What you need to do:
Print the lines of the saved entries below from the start of the material through the line containing "method-b-step: 10.0ml of", including both ends.

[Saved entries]
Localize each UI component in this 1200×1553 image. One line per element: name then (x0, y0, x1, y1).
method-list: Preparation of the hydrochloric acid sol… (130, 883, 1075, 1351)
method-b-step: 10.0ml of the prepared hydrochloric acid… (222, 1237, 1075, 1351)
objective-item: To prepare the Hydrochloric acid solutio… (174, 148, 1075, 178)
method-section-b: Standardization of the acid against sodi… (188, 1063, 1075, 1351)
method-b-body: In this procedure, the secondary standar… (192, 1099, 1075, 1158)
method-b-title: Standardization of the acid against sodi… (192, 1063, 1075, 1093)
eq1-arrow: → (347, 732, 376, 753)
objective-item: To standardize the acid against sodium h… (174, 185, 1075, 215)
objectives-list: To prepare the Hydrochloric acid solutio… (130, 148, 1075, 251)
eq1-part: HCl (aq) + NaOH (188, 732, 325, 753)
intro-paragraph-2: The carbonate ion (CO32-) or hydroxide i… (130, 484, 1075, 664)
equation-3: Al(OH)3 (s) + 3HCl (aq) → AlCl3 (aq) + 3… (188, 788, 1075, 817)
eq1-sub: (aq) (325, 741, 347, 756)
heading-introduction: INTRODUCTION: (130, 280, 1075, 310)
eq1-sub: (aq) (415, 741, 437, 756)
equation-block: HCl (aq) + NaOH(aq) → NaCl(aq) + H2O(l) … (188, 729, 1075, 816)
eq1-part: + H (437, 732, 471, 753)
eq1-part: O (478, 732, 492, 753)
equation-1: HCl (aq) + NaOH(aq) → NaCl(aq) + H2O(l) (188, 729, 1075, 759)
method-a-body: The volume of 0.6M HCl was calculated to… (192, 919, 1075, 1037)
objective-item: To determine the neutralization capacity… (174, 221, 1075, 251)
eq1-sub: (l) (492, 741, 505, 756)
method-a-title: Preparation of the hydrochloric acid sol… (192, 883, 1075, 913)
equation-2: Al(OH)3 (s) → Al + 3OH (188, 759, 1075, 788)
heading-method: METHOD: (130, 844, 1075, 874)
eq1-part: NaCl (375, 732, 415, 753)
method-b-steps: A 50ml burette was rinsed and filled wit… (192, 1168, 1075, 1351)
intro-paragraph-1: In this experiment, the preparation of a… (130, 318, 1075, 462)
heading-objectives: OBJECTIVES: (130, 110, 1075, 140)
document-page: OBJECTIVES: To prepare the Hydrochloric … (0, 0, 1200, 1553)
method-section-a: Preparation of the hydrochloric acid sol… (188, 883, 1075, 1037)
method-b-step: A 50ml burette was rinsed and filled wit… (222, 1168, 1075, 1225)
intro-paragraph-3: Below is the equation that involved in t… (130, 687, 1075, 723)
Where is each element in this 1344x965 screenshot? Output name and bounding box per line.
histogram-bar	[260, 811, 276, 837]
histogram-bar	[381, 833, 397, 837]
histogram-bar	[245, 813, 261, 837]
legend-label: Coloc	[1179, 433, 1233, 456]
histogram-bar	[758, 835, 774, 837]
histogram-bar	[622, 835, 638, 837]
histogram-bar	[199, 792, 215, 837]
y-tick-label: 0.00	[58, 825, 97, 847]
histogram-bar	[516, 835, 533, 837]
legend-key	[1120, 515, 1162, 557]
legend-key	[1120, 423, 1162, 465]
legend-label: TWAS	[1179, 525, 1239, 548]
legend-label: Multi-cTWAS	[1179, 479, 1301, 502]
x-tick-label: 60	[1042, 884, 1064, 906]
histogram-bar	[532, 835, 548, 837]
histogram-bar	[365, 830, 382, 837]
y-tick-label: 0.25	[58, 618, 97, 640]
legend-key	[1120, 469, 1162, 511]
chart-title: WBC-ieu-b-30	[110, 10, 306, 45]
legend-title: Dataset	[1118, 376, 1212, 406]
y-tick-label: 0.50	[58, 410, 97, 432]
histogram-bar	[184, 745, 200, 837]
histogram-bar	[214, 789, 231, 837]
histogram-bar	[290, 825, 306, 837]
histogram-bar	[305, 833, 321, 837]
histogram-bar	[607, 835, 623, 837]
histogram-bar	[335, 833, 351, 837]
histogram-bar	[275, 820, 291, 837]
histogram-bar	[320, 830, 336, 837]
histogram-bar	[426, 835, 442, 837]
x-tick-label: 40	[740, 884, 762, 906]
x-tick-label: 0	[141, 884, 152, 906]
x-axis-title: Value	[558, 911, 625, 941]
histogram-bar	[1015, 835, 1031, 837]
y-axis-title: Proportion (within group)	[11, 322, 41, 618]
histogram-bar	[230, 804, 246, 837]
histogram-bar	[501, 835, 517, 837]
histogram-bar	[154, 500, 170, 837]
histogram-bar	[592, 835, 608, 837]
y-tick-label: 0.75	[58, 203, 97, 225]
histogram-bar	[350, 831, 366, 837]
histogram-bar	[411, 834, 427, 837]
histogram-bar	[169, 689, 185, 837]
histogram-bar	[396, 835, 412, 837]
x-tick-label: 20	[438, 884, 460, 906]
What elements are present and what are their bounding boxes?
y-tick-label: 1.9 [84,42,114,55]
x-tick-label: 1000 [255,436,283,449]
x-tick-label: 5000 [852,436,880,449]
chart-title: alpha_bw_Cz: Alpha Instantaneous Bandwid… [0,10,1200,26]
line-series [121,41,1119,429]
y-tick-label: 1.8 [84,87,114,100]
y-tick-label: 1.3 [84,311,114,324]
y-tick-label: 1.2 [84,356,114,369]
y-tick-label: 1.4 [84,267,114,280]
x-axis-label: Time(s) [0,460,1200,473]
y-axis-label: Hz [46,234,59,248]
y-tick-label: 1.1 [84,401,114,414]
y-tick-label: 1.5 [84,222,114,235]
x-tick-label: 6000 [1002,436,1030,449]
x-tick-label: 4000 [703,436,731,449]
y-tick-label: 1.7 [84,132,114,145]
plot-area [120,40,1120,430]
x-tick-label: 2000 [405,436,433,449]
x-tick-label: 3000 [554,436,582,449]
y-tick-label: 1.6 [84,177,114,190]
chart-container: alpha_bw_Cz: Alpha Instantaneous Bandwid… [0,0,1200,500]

Written answer:
Localize each UI component in this 1200×1553 image. One line per element: name then (x0, y0, x1, y1).
method-list: Preparation of the hydrochloric acid sol… (130, 883, 1075, 1351)
method-b-step: 10.0ml of the prepared hydrochloric acid… (222, 1237, 1075, 1351)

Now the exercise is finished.